Reproduce every record exactly as it appears, but not the pictures.

[Start DATA PROVIDED]

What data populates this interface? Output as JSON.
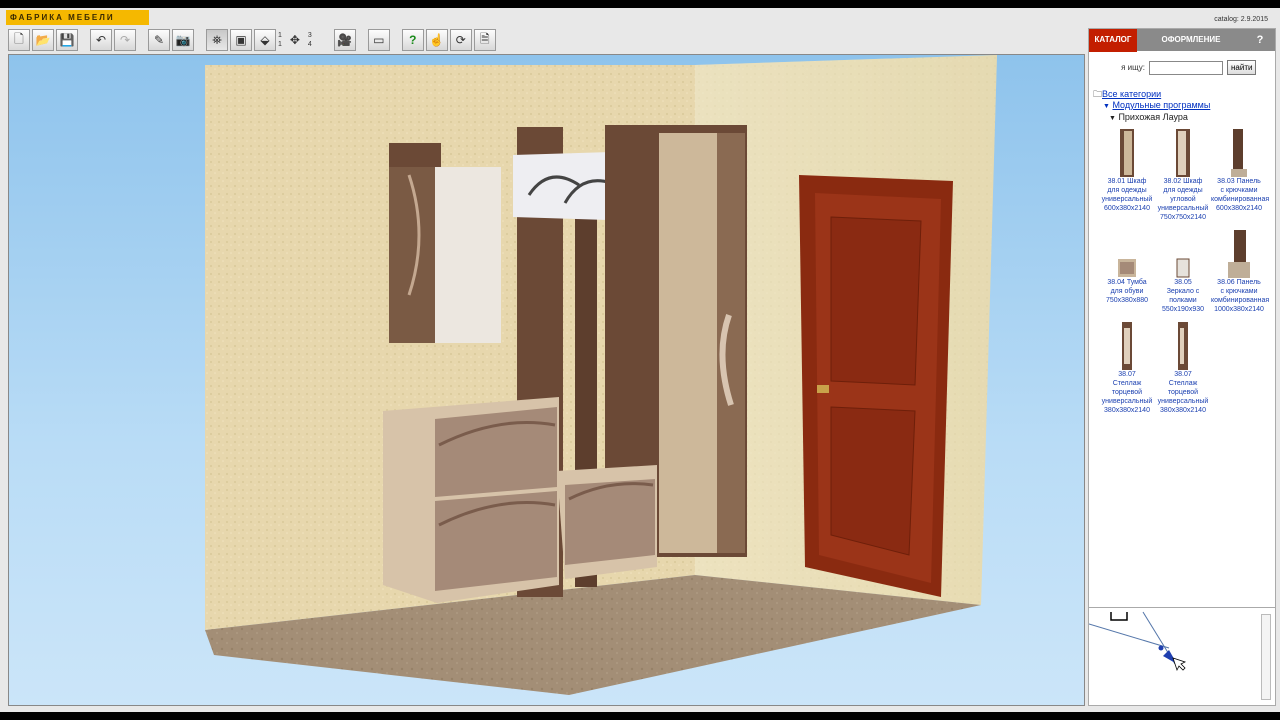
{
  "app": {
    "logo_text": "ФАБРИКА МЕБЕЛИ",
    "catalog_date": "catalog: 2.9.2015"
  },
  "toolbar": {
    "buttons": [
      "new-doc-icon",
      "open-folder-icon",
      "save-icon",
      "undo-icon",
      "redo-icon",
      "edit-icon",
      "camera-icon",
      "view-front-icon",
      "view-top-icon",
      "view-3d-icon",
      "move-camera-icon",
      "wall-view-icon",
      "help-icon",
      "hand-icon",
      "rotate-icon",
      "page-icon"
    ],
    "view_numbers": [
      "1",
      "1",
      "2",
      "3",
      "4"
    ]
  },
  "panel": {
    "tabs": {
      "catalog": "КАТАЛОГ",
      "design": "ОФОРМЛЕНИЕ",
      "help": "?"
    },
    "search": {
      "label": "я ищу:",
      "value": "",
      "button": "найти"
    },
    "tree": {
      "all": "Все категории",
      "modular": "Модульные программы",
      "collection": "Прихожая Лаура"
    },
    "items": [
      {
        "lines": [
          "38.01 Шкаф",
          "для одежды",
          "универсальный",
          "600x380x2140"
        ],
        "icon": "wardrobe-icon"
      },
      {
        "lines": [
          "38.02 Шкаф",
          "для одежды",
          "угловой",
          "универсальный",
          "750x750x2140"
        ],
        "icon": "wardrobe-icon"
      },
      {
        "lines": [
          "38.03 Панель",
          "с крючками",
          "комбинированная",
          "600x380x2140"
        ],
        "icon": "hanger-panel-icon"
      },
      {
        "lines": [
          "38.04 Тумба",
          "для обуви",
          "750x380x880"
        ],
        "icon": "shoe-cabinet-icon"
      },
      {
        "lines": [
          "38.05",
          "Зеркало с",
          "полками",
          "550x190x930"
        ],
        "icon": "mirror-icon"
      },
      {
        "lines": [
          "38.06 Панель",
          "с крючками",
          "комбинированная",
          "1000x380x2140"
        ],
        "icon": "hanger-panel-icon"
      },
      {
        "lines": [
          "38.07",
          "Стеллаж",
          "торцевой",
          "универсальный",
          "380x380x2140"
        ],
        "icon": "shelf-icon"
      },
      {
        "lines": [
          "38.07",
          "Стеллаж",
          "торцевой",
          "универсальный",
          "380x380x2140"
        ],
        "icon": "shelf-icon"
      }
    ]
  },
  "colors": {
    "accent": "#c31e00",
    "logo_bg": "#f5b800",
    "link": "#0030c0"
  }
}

[End DATA PROVIDED]

COMPLETE OUTPUT =>
What data populates this interface? Output as JSON.
{
  "app": {
    "logo_text": "ФАБРИКА МЕБЕЛИ",
    "catalog_date": "catalog: 2.9.2015"
  },
  "toolbar": {
    "buttons": [
      "new-doc-icon",
      "open-folder-icon",
      "save-icon",
      "undo-icon",
      "redo-icon",
      "edit-icon",
      "camera-icon",
      "view-front-icon",
      "view-top-icon",
      "view-3d-icon",
      "move-camera-icon",
      "wall-view-icon",
      "help-icon",
      "hand-icon",
      "rotate-icon",
      "page-icon"
    ],
    "view_numbers": [
      "1",
      "1",
      "2",
      "3",
      "4"
    ]
  },
  "panel": {
    "tabs": {
      "catalog": "КАТАЛОГ",
      "design": "ОФОРМЛЕНИЕ",
      "help": "?"
    },
    "search": {
      "label": "я ищу:",
      "value": "",
      "button": "найти"
    },
    "tree": {
      "all": "Все категории",
      "modular": "Модульные программы",
      "collection": "Прихожая Лаура"
    },
    "items": [
      {
        "lines": [
          "38.01 Шкаф",
          "для одежды",
          "универсальный",
          "600x380x2140"
        ],
        "icon": "wardrobe-icon"
      },
      {
        "lines": [
          "38.02 Шкаф",
          "для одежды",
          "угловой",
          "универсальный",
          "750x750x2140"
        ],
        "icon": "wardrobe-icon"
      },
      {
        "lines": [
          "38.03 Панель",
          "с крючками",
          "комбинированная",
          "600x380x2140"
        ],
        "icon": "hanger-panel-icon"
      },
      {
        "lines": [
          "38.04 Тумба",
          "для обуви",
          "750x380x880"
        ],
        "icon": "shoe-cabinet-icon"
      },
      {
        "lines": [
          "38.05",
          "Зеркало с",
          "полками",
          "550x190x930"
        ],
        "icon": "mirror-icon"
      },
      {
        "lines": [
          "38.06 Панель",
          "с крючками",
          "комбинированная",
          "1000x380x2140"
        ],
        "icon": "hanger-panel-icon"
      },
      {
        "lines": [
          "38.07",
          "Стеллаж",
          "торцевой",
          "универсальный",
          "380x380x2140"
        ],
        "icon": "shelf-icon"
      },
      {
        "lines": [
          "38.07",
          "Стеллаж",
          "торцевой",
          "универсальный",
          "380x380x2140"
        ],
        "icon": "shelf-icon"
      }
    ]
  },
  "colors": {
    "accent": "#c31e00",
    "logo_bg": "#f5b800",
    "link": "#0030c0"
  }
}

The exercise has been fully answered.